◆ Requirements
Look through the data below and return each line where "right" appears.

Collected data

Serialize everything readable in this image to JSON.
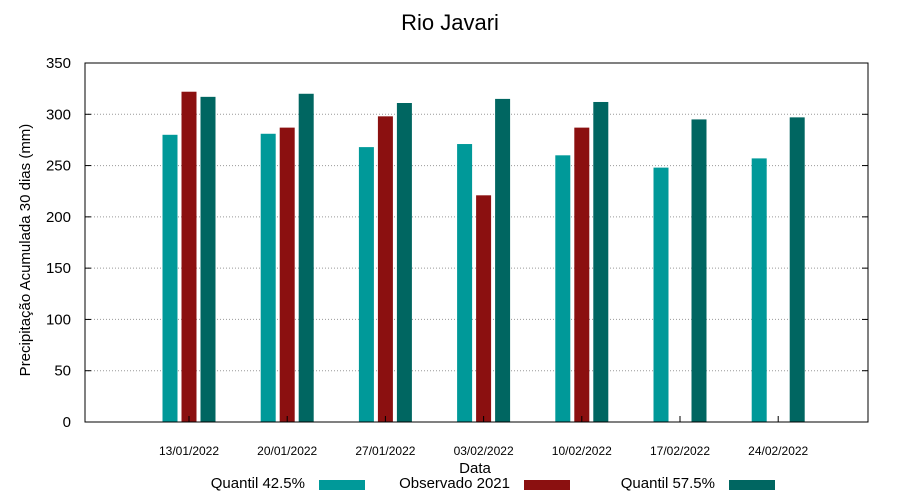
{
  "chart_data": {
    "type": "bar",
    "title": "Rio Javari",
    "xlabel": "Data",
    "ylabel": "Precipitação Acumulada 30 dias (mm)",
    "ylim": [
      0,
      350
    ],
    "yticks": [
      0,
      50,
      100,
      150,
      200,
      250,
      300,
      350
    ],
    "grid": true,
    "categories": [
      "13/01/2022",
      "20/01/2022",
      "27/01/2022",
      "03/02/2022",
      "10/02/2022",
      "17/02/2022",
      "24/02/2022"
    ],
    "series": [
      {
        "name": "Quantil 42.5%",
        "color": "#009999",
        "values": [
          280,
          281,
          268,
          271,
          260,
          248,
          257
        ]
      },
      {
        "name": "Observado 2021",
        "color": "#8b1010",
        "values": [
          322,
          287,
          298,
          221,
          287,
          null,
          null
        ]
      },
      {
        "name": "Quantil 57.5%",
        "color": "#006661",
        "values": [
          317,
          320,
          311,
          315,
          312,
          295,
          297
        ]
      }
    ],
    "legend_position": "bottom"
  }
}
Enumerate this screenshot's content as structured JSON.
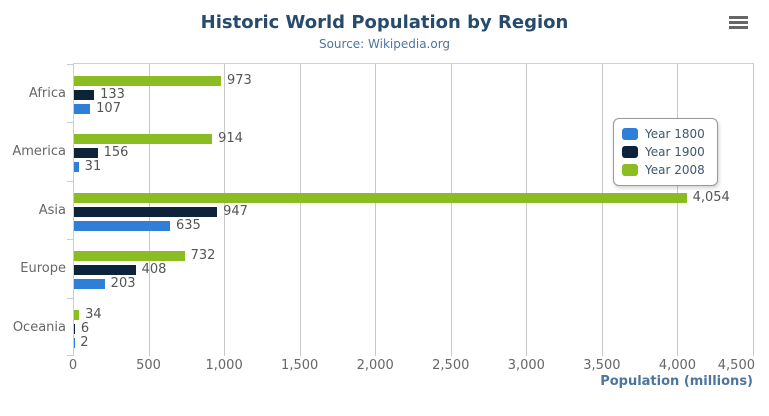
{
  "chart_data": {
    "type": "bar",
    "orientation": "horizontal",
    "title": "Historic World Population by Region",
    "subtitle": "Source: Wikipedia.org",
    "categories": [
      "Africa",
      "America",
      "Asia",
      "Europe",
      "Oceania"
    ],
    "series": [
      {
        "name": "Year 1800",
        "color": "#2f7ed8",
        "values": [
          107,
          31,
          635,
          203,
          2
        ]
      },
      {
        "name": "Year 1900",
        "color": "#0d233a",
        "values": [
          133,
          156,
          947,
          408,
          6
        ]
      },
      {
        "name": "Year 2008",
        "color": "#8bbc21",
        "values": [
          973,
          914,
          4054,
          732,
          34
        ]
      }
    ],
    "bar_render_order_top_to_bottom": [
      "Year 2008",
      "Year 1900",
      "Year 1800"
    ],
    "data_labels_shown": true,
    "xlabel": "Population (millions)",
    "xlim": [
      0,
      4500
    ],
    "x_tick_step": 500,
    "x_tick_labels": [
      "0",
      "500",
      "1,000",
      "1,500",
      "2,000",
      "2,500",
      "3,000",
      "3,500",
      "4,000",
      "4,500"
    ],
    "grid": true,
    "legend_position": "right-inside"
  },
  "icons": {
    "context_menu": "hamburger"
  }
}
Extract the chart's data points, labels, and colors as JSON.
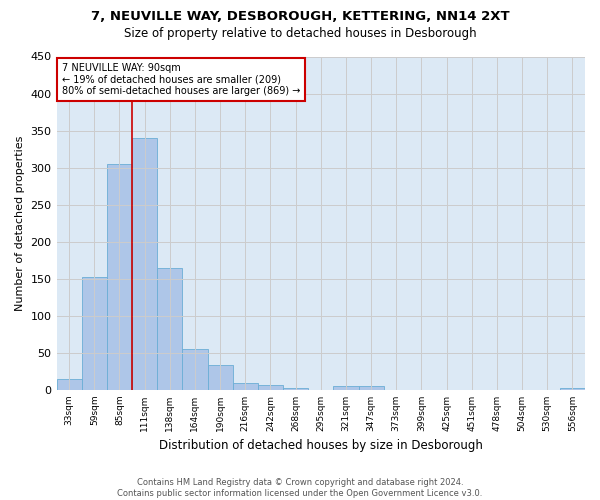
{
  "title1": "7, NEUVILLE WAY, DESBOROUGH, KETTERING, NN14 2XT",
  "title2": "Size of property relative to detached houses in Desborough",
  "xlabel": "Distribution of detached houses by size in Desborough",
  "ylabel": "Number of detached properties",
  "annotation_title": "7 NEUVILLE WAY: 90sqm",
  "annotation_line1": "← 19% of detached houses are smaller (209)",
  "annotation_line2": "80% of semi-detached houses are larger (869) →",
  "footer1": "Contains HM Land Registry data © Crown copyright and database right 2024.",
  "footer2": "Contains public sector information licensed under the Open Government Licence v3.0.",
  "bar_categories": [
    "33sqm",
    "59sqm",
    "85sqm",
    "111sqm",
    "138sqm",
    "164sqm",
    "190sqm",
    "216sqm",
    "242sqm",
    "268sqm",
    "295sqm",
    "321sqm",
    "347sqm",
    "373sqm",
    "399sqm",
    "425sqm",
    "451sqm",
    "478sqm",
    "504sqm",
    "530sqm",
    "556sqm"
  ],
  "bar_values": [
    15,
    153,
    305,
    340,
    165,
    55,
    33,
    9,
    7,
    3,
    0,
    5,
    5,
    0,
    0,
    0,
    0,
    0,
    0,
    0,
    3
  ],
  "bar_color": "#aec6e8",
  "bar_edge_color": "#6baed6",
  "vline_color": "#cc0000",
  "annotation_box_color": "#ffffff",
  "annotation_box_edge": "#cc0000",
  "background_color": "#ffffff",
  "grid_color": "#cccccc",
  "axes_bg_color": "#dce9f5",
  "ylim": [
    0,
    450
  ],
  "yticks": [
    0,
    50,
    100,
    150,
    200,
    250,
    300,
    350,
    400,
    450
  ]
}
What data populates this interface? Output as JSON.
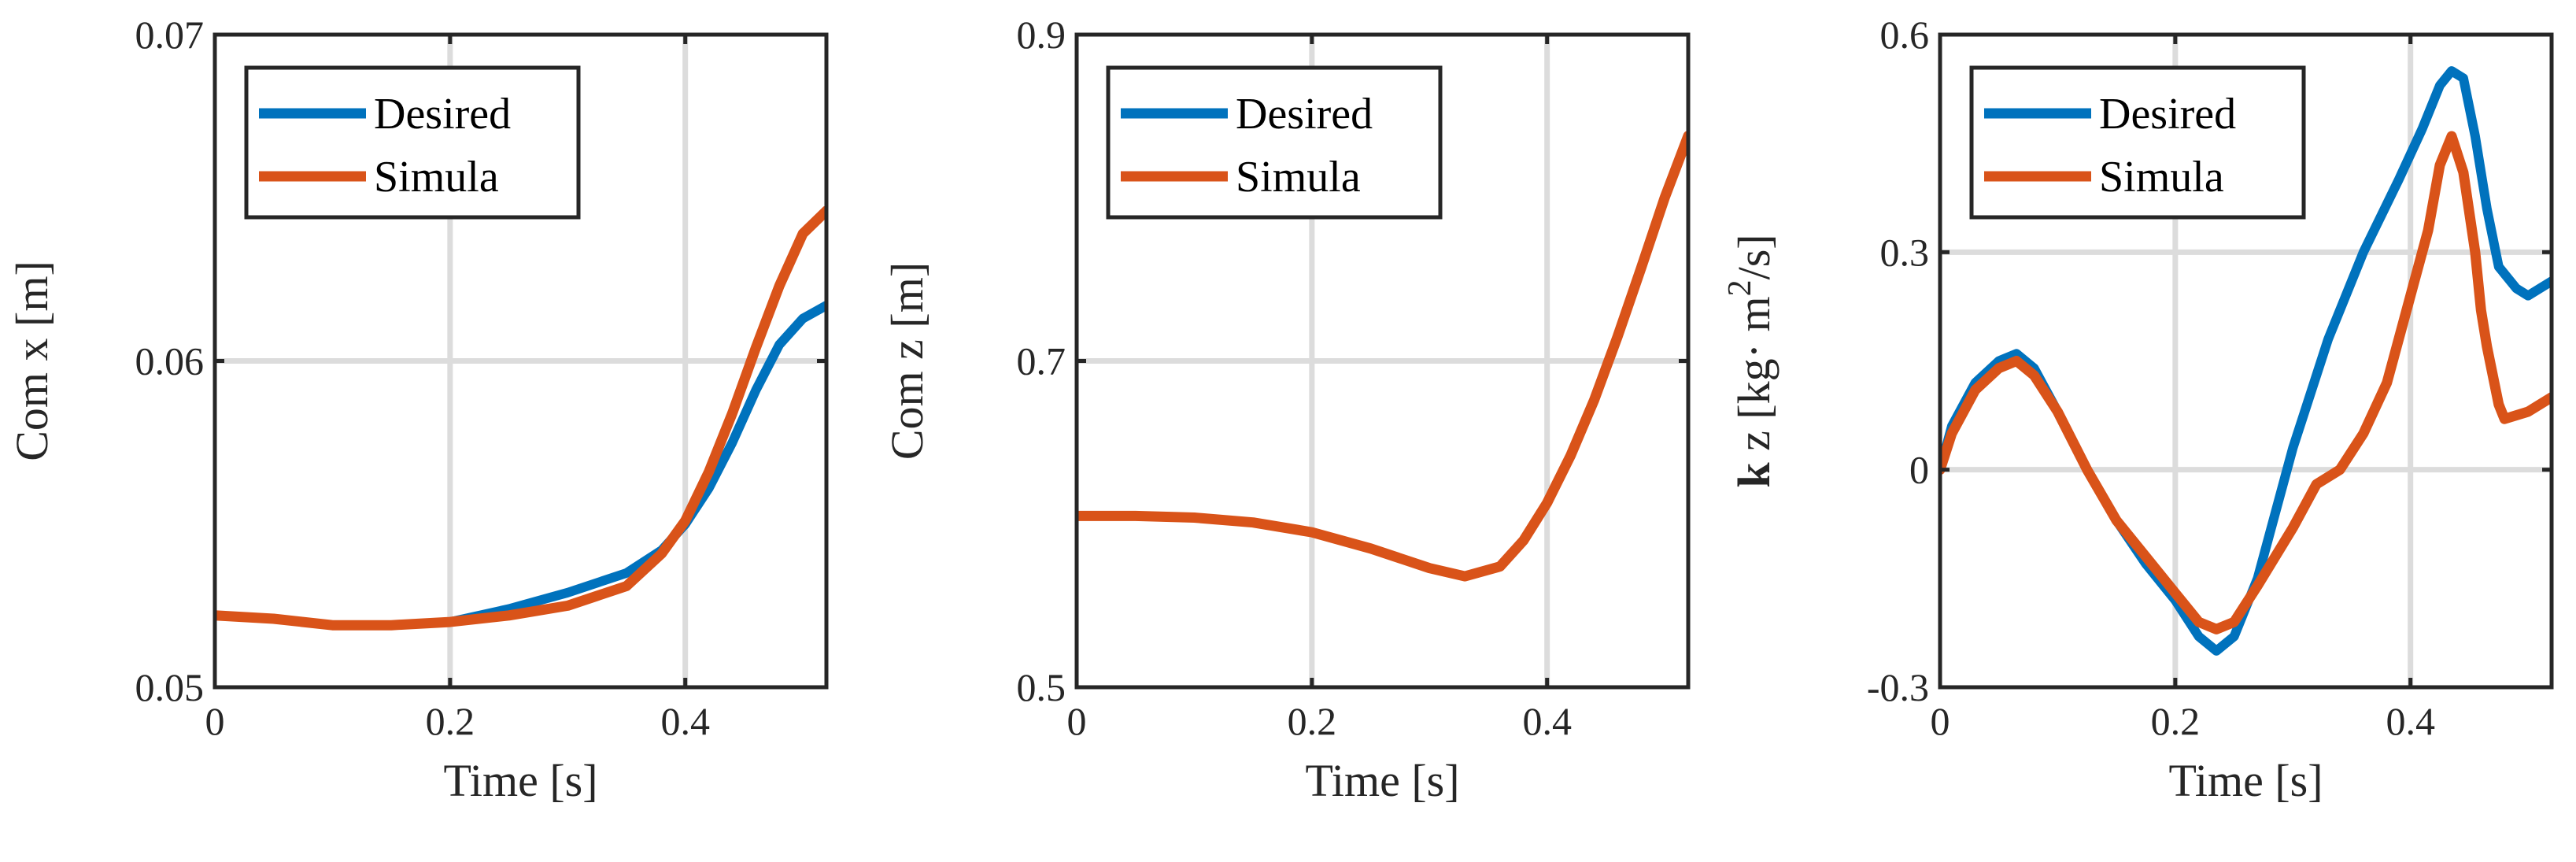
{
  "colors": {
    "desired": "#0072BD",
    "simulated": "#D95319",
    "grid": "#dcdcdc",
    "axis": "#262626"
  },
  "chart_data": [
    {
      "type": "line",
      "title": "",
      "xlabel": "Time [s]",
      "ylabel": "Com x [m]",
      "xlim": [
        0,
        0.52
      ],
      "ylim": [
        0.05,
        0.07
      ],
      "xticks": [
        0,
        0.2,
        0.4
      ],
      "xtick_labels": [
        "0",
        "0.2",
        "0.4"
      ],
      "yticks": [
        0.05,
        0.06,
        0.07
      ],
      "ytick_labels": [
        "0.05",
        "0.06",
        "0.07"
      ],
      "grid": true,
      "legend_position": "top-left",
      "series": [
        {
          "name": "Desired",
          "x": [
            0,
            0.05,
            0.1,
            0.15,
            0.2,
            0.25,
            0.3,
            0.35,
            0.38,
            0.4,
            0.42,
            0.44,
            0.46,
            0.48,
            0.5,
            0.52
          ],
          "y": [
            0.0522,
            0.0521,
            0.0519,
            0.0519,
            0.052,
            0.0524,
            0.0529,
            0.0535,
            0.0542,
            0.055,
            0.0561,
            0.0575,
            0.0591,
            0.0605,
            0.0613,
            0.0617
          ]
        },
        {
          "name": "Simula",
          "x": [
            0,
            0.05,
            0.1,
            0.15,
            0.2,
            0.25,
            0.3,
            0.35,
            0.38,
            0.4,
            0.42,
            0.44,
            0.46,
            0.48,
            0.5,
            0.52
          ],
          "y": [
            0.0522,
            0.0521,
            0.0519,
            0.0519,
            0.052,
            0.0522,
            0.0525,
            0.0531,
            0.0541,
            0.0551,
            0.0566,
            0.0584,
            0.0604,
            0.0623,
            0.0639,
            0.0646
          ]
        }
      ]
    },
    {
      "type": "line",
      "title": "",
      "xlabel": "Time [s]",
      "ylabel": "Com z [m]",
      "xlim": [
        0,
        0.52
      ],
      "ylim": [
        0.5,
        0.9
      ],
      "xticks": [
        0,
        0.2,
        0.4
      ],
      "xtick_labels": [
        "0",
        "0.2",
        "0.4"
      ],
      "yticks": [
        0.5,
        0.7,
        0.9
      ],
      "ytick_labels": [
        "0.5",
        "0.7",
        "0.9"
      ],
      "grid": true,
      "legend_position": "top-left",
      "series": [
        {
          "name": "Desired",
          "x": [
            0,
            0.05,
            0.1,
            0.15,
            0.2,
            0.25,
            0.3,
            0.33,
            0.36,
            0.38,
            0.4,
            0.42,
            0.44,
            0.46,
            0.48,
            0.5,
            0.52
          ],
          "y": [
            0.605,
            0.605,
            0.604,
            0.601,
            0.595,
            0.585,
            0.573,
            0.568,
            0.574,
            0.59,
            0.613,
            0.642,
            0.676,
            0.715,
            0.757,
            0.8,
            0.838
          ]
        },
        {
          "name": "Simula",
          "x": [
            0,
            0.05,
            0.1,
            0.15,
            0.2,
            0.25,
            0.3,
            0.33,
            0.36,
            0.38,
            0.4,
            0.42,
            0.44,
            0.46,
            0.48,
            0.5,
            0.52
          ],
          "y": [
            0.605,
            0.605,
            0.604,
            0.601,
            0.595,
            0.585,
            0.573,
            0.568,
            0.574,
            0.59,
            0.613,
            0.642,
            0.676,
            0.715,
            0.757,
            0.8,
            0.838
          ]
        }
      ]
    },
    {
      "type": "line",
      "title": "",
      "xlabel": "Time [s]",
      "ylabel": "k z [kg· m²/s]",
      "ylabel_parts": {
        "bold": "k",
        "pre": " z [kg· m",
        "sup": "2",
        "post": "/s]"
      },
      "xlim": [
        0,
        0.52
      ],
      "ylim": [
        -0.3,
        0.6
      ],
      "xticks": [
        0,
        0.2,
        0.4
      ],
      "xtick_labels": [
        "0",
        "0.2",
        "0.4"
      ],
      "yticks": [
        -0.3,
        0,
        0.3,
        0.6
      ],
      "ytick_labels": [
        "-0.3",
        "0",
        "0.3",
        "0.6"
      ],
      "grid": true,
      "legend_position": "top-left",
      "series": [
        {
          "name": "Desired",
          "x": [
            0,
            0.01,
            0.03,
            0.05,
            0.065,
            0.08,
            0.1,
            0.125,
            0.15,
            0.175,
            0.2,
            0.22,
            0.235,
            0.25,
            0.27,
            0.3,
            0.33,
            0.36,
            0.39,
            0.41,
            0.425,
            0.435,
            0.445,
            0.455,
            0.465,
            0.475,
            0.49,
            0.5,
            0.51,
            0.52
          ],
          "y": [
            0.0,
            0.06,
            0.12,
            0.15,
            0.16,
            0.14,
            0.08,
            0.0,
            -0.07,
            -0.13,
            -0.18,
            -0.23,
            -0.25,
            -0.23,
            -0.15,
            0.03,
            0.18,
            0.3,
            0.4,
            0.47,
            0.53,
            0.55,
            0.54,
            0.46,
            0.36,
            0.28,
            0.25,
            0.24,
            0.25,
            0.26
          ]
        },
        {
          "name": "Simula",
          "x": [
            0,
            0.01,
            0.03,
            0.05,
            0.065,
            0.08,
            0.1,
            0.125,
            0.15,
            0.175,
            0.2,
            0.22,
            0.235,
            0.25,
            0.27,
            0.3,
            0.32,
            0.34,
            0.36,
            0.38,
            0.4,
            0.415,
            0.425,
            0.435,
            0.445,
            0.455,
            0.46,
            0.465,
            0.47,
            0.475,
            0.48,
            0.5,
            0.52
          ],
          "y": [
            0.0,
            0.05,
            0.11,
            0.14,
            0.15,
            0.13,
            0.08,
            0.0,
            -0.07,
            -0.12,
            -0.17,
            -0.21,
            -0.22,
            -0.21,
            -0.16,
            -0.08,
            -0.02,
            0.0,
            0.05,
            0.12,
            0.24,
            0.33,
            0.42,
            0.46,
            0.41,
            0.3,
            0.22,
            0.17,
            0.13,
            0.09,
            0.07,
            0.08,
            0.1
          ]
        }
      ]
    }
  ]
}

◆ Full response
    "legend_position": "right-inside"
  "footer1": "Contains HM Land Registry data © Crown copyright and database right 2024.",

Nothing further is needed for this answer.